— begin Input records —

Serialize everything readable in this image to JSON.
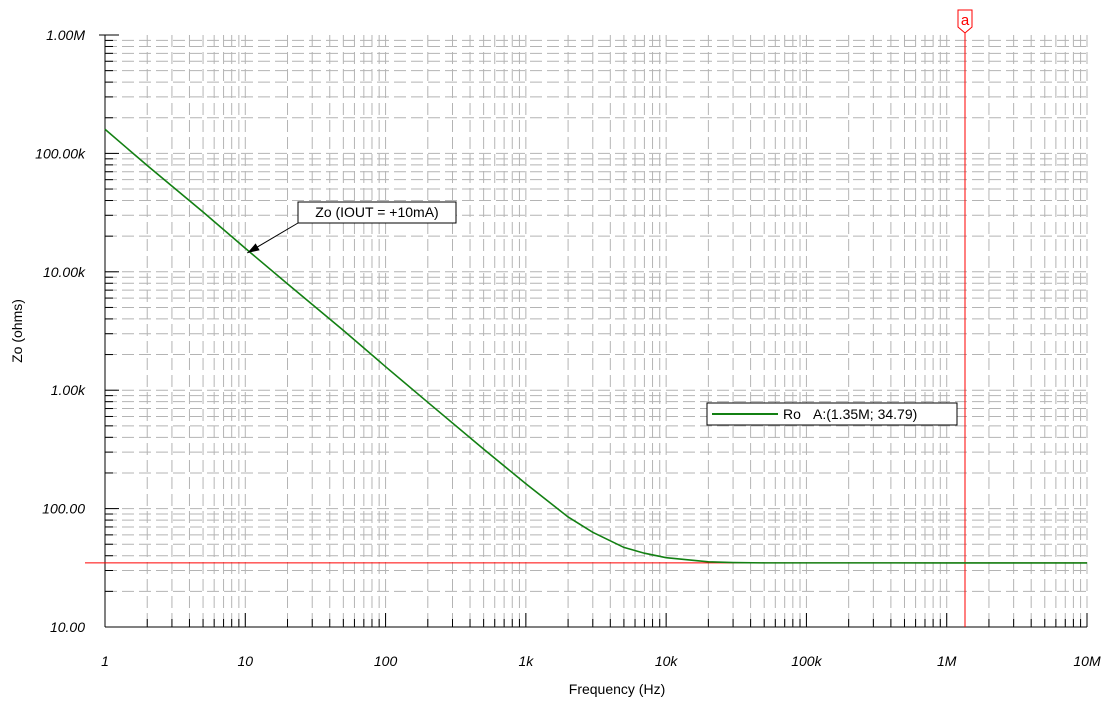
{
  "chart_data": {
    "type": "line",
    "xlabel": "Frequency (Hz)",
    "ylabel": "Zo (ohms)",
    "x_scale": "log",
    "y_scale": "log",
    "xlim": [
      1,
      10000000
    ],
    "ylim": [
      10,
      1000000
    ],
    "grid": true,
    "x_ticks": [
      {
        "value": 1,
        "label": "1"
      },
      {
        "value": 10,
        "label": "10"
      },
      {
        "value": 100,
        "label": "100"
      },
      {
        "value": 1000,
        "label": "1k"
      },
      {
        "value": 10000,
        "label": "10k"
      },
      {
        "value": 100000,
        "label": "100k"
      },
      {
        "value": 1000000,
        "label": "1M"
      },
      {
        "value": 10000000,
        "label": "10M"
      }
    ],
    "y_ticks": [
      {
        "value": 10,
        "label": "10.00"
      },
      {
        "value": 100,
        "label": "100.00"
      },
      {
        "value": 1000,
        "label": "1.00k"
      },
      {
        "value": 10000,
        "label": "10.00k"
      },
      {
        "value": 100000,
        "label": "100.00k"
      },
      {
        "value": 1000000,
        "label": "1.00M"
      }
    ],
    "series": [
      {
        "name": "Ro",
        "color": "#138013",
        "x": [
          1,
          2,
          5,
          10,
          20,
          50,
          100,
          200,
          500,
          1000,
          2000,
          3000,
          5000,
          7000,
          10000,
          20000,
          30000,
          50000,
          100000,
          1000000,
          10000000
        ],
        "y": [
          160000,
          79000,
          32000,
          15800,
          7900,
          3200,
          1580,
          790,
          318,
          162,
          85,
          63,
          47,
          42,
          38.5,
          35.5,
          35,
          34.8,
          34.8,
          34.79,
          34.79
        ]
      }
    ],
    "cursor": {
      "label": "a",
      "x": 1350000,
      "y": 34.79,
      "color": "#ff0000"
    },
    "legend": {
      "entry": "Ro",
      "readout": "A:(1.35M; 34.79)",
      "placement": "right"
    },
    "annotation": {
      "text": "Zo (IOUT = +10mA)",
      "target_x": 10,
      "target_y": 15000
    }
  }
}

— end Input records —

Prompt: Quote the data above in full and without alteration; skip the pictures.

Result of the task:
Serialize everything readable in this image to JSON.
{
  "chart_data": {
    "type": "line",
    "xlabel": "Frequency (Hz)",
    "ylabel": "Zo (ohms)",
    "x_scale": "log",
    "y_scale": "log",
    "xlim": [
      1,
      10000000
    ],
    "ylim": [
      10,
      1000000
    ],
    "grid": true,
    "x_ticks": [
      {
        "value": 1,
        "label": "1"
      },
      {
        "value": 10,
        "label": "10"
      },
      {
        "value": 100,
        "label": "100"
      },
      {
        "value": 1000,
        "label": "1k"
      },
      {
        "value": 10000,
        "label": "10k"
      },
      {
        "value": 100000,
        "label": "100k"
      },
      {
        "value": 1000000,
        "label": "1M"
      },
      {
        "value": 10000000,
        "label": "10M"
      }
    ],
    "y_ticks": [
      {
        "value": 10,
        "label": "10.00"
      },
      {
        "value": 100,
        "label": "100.00"
      },
      {
        "value": 1000,
        "label": "1.00k"
      },
      {
        "value": 10000,
        "label": "10.00k"
      },
      {
        "value": 100000,
        "label": "100.00k"
      },
      {
        "value": 1000000,
        "label": "1.00M"
      }
    ],
    "series": [
      {
        "name": "Ro",
        "color": "#138013",
        "x": [
          1,
          2,
          5,
          10,
          20,
          50,
          100,
          200,
          500,
          1000,
          2000,
          3000,
          5000,
          7000,
          10000,
          20000,
          30000,
          50000,
          100000,
          1000000,
          10000000
        ],
        "y": [
          160000,
          79000,
          32000,
          15800,
          7900,
          3200,
          1580,
          790,
          318,
          162,
          85,
          63,
          47,
          42,
          38.5,
          35.5,
          35,
          34.8,
          34.8,
          34.79,
          34.79
        ]
      }
    ],
    "cursor": {
      "label": "a",
      "x": 1350000,
      "y": 34.79,
      "color": "#ff0000"
    },
    "legend": {
      "entry": "Ro",
      "readout": "A:(1.35M; 34.79)",
      "placement": "right"
    },
    "annotation": {
      "text": "Zo (IOUT = +10mA)",
      "target_x": 10,
      "target_y": 15000
    }
  }
}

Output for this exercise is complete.